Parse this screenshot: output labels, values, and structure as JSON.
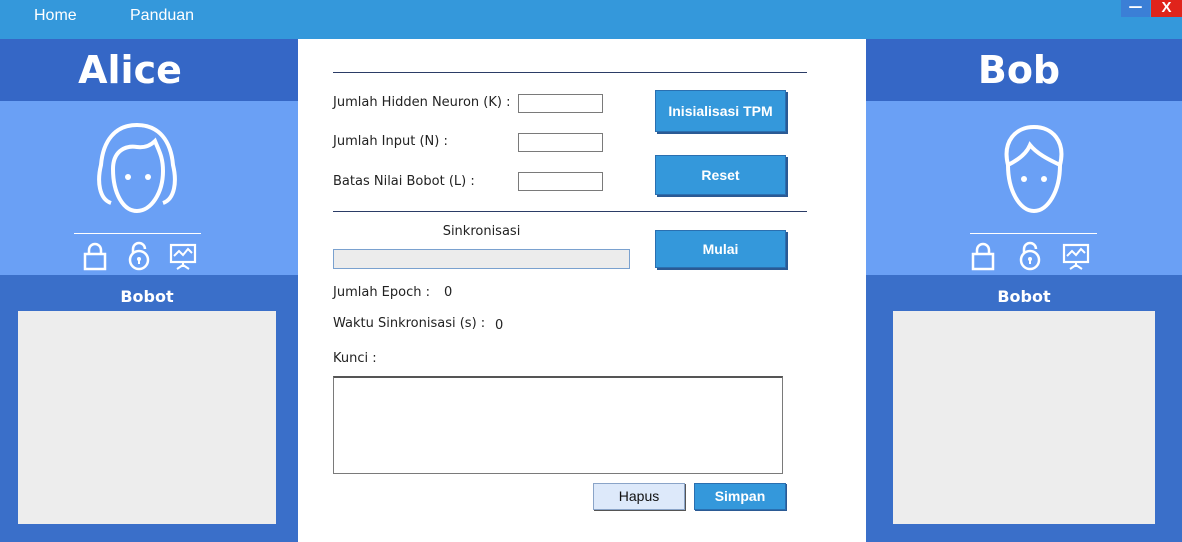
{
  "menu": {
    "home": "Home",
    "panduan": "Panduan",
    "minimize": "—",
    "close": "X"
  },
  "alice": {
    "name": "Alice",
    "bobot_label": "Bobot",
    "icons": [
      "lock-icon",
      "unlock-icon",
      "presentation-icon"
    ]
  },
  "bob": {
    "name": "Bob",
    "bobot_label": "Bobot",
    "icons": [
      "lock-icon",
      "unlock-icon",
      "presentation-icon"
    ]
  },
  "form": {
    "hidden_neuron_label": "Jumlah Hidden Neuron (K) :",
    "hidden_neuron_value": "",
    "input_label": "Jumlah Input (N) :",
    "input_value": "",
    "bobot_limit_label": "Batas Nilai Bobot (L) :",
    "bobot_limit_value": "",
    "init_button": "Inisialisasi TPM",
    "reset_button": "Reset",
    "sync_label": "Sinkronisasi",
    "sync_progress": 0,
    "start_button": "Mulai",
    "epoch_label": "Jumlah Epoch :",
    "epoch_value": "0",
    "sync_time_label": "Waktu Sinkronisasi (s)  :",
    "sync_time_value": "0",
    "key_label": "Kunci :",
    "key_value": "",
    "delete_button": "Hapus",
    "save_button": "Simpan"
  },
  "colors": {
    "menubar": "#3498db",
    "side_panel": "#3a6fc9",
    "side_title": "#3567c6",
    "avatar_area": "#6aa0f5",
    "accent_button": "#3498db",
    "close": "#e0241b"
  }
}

************

WORK TO COMPLETE ▸ Without including any pictures, print each record exactly.

TASK RESULT ▸
Parse this screenshot: output labels, values, and structure as JSON.
{
  "menu": {
    "home": "Home",
    "panduan": "Panduan",
    "minimize": "—",
    "close": "X"
  },
  "alice": {
    "name": "Alice",
    "bobot_label": "Bobot",
    "icons": [
      "lock-icon",
      "unlock-icon",
      "presentation-icon"
    ]
  },
  "bob": {
    "name": "Bob",
    "bobot_label": "Bobot",
    "icons": [
      "lock-icon",
      "unlock-icon",
      "presentation-icon"
    ]
  },
  "form": {
    "hidden_neuron_label": "Jumlah Hidden Neuron (K) :",
    "hidden_neuron_value": "",
    "input_label": "Jumlah Input (N) :",
    "input_value": "",
    "bobot_limit_label": "Batas Nilai Bobot (L) :",
    "bobot_limit_value": "",
    "init_button": "Inisialisasi TPM",
    "reset_button": "Reset",
    "sync_label": "Sinkronisasi",
    "sync_progress": 0,
    "start_button": "Mulai",
    "epoch_label": "Jumlah Epoch :",
    "epoch_value": "0",
    "sync_time_label": "Waktu Sinkronisasi (s)  :",
    "sync_time_value": "0",
    "key_label": "Kunci :",
    "key_value": "",
    "delete_button": "Hapus",
    "save_button": "Simpan"
  },
  "colors": {
    "menubar": "#3498db",
    "side_panel": "#3a6fc9",
    "side_title": "#3567c6",
    "avatar_area": "#6aa0f5",
    "accent_button": "#3498db",
    "close": "#e0241b"
  }
}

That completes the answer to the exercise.